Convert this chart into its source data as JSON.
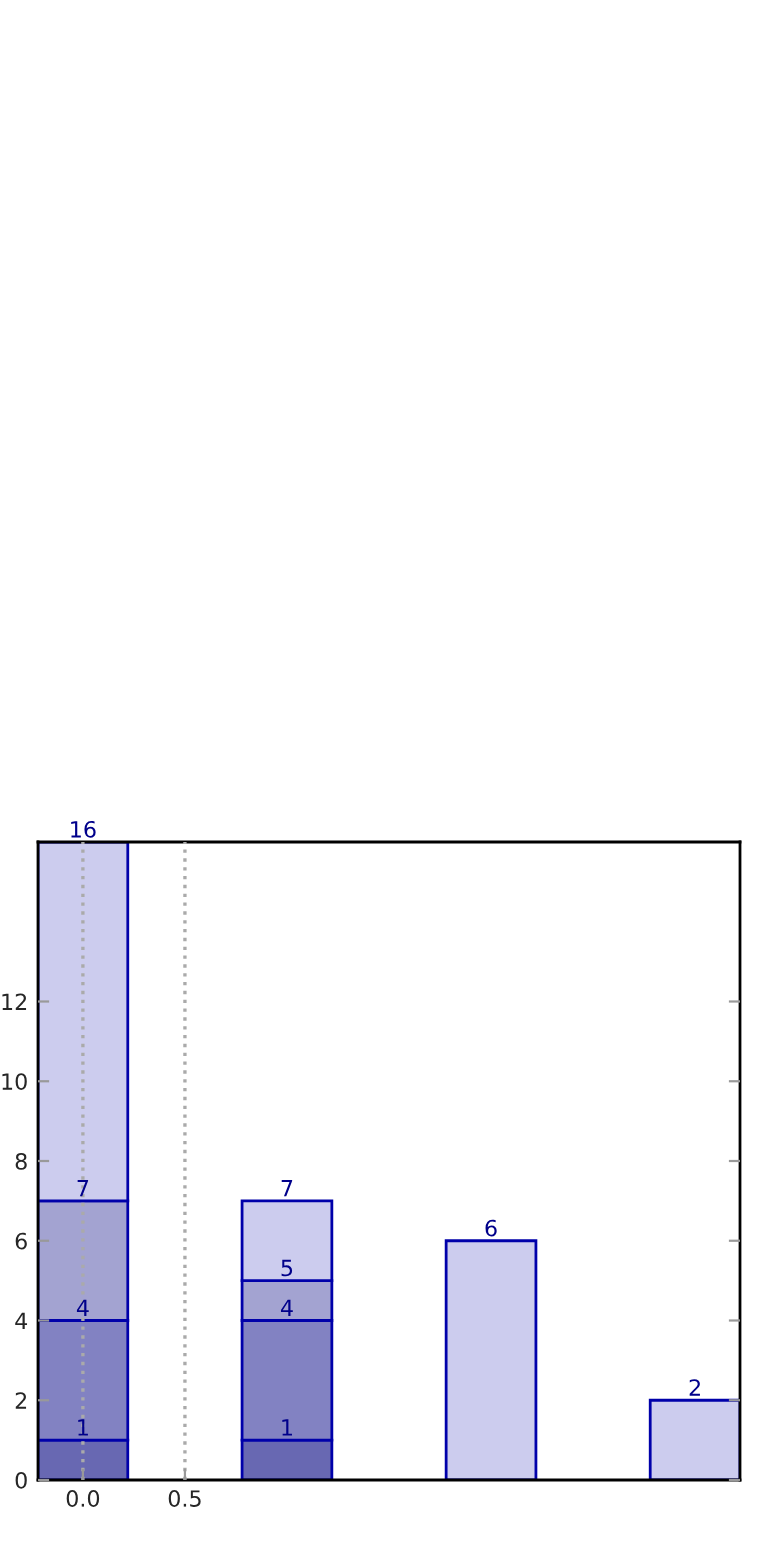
{
  "chart_data": {
    "type": "bar",
    "stacked": true,
    "x": [
      0,
      1,
      2,
      3
    ],
    "series": [
      {
        "color": "#6868b2",
        "values": [
          1,
          1,
          null,
          null
        ]
      },
      {
        "color": "#8282c2",
        "values": [
          3,
          3,
          null,
          null
        ]
      },
      {
        "color": "#a3a3d1",
        "values": [
          3,
          1,
          null,
          null
        ]
      },
      {
        "color": "#ccccee",
        "values": [
          9,
          2,
          6,
          2
        ]
      }
    ],
    "annotations": [
      {
        "text": "1",
        "x": 0,
        "y": 1
      },
      {
        "text": "4",
        "x": 0,
        "y": 4
      },
      {
        "text": "7",
        "x": 0,
        "y": 7
      },
      {
        "text": "16",
        "x": 0,
        "y": 16
      },
      {
        "text": "1",
        "x": 1,
        "y": 1
      },
      {
        "text": "4",
        "x": 1,
        "y": 4
      },
      {
        "text": "5",
        "x": 1,
        "y": 5
      },
      {
        "text": "7",
        "x": 1,
        "y": 7
      },
      {
        "text": "6",
        "x": 2,
        "y": 6
      },
      {
        "text": "2",
        "x": 3,
        "y": 2
      }
    ],
    "xlim": [
      -0.22,
      3.22
    ],
    "xticks": [
      {
        "value": 0,
        "label": "0.0"
      },
      {
        "value": 0.5,
        "label": "0.5"
      }
    ],
    "ylim": [
      0,
      16
    ],
    "yticks": [
      0,
      2,
      4,
      6,
      8,
      10,
      12
    ],
    "grid": "x"
  }
}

++++++++

• [Task description]:
Read the data above. Pull out each line in which the string "color" appears.

• [Reply]:
        "color": "#6868b2",
        "color": "#8282c2",
        "color": "#a3a3d1",
        "color": "#ccccee",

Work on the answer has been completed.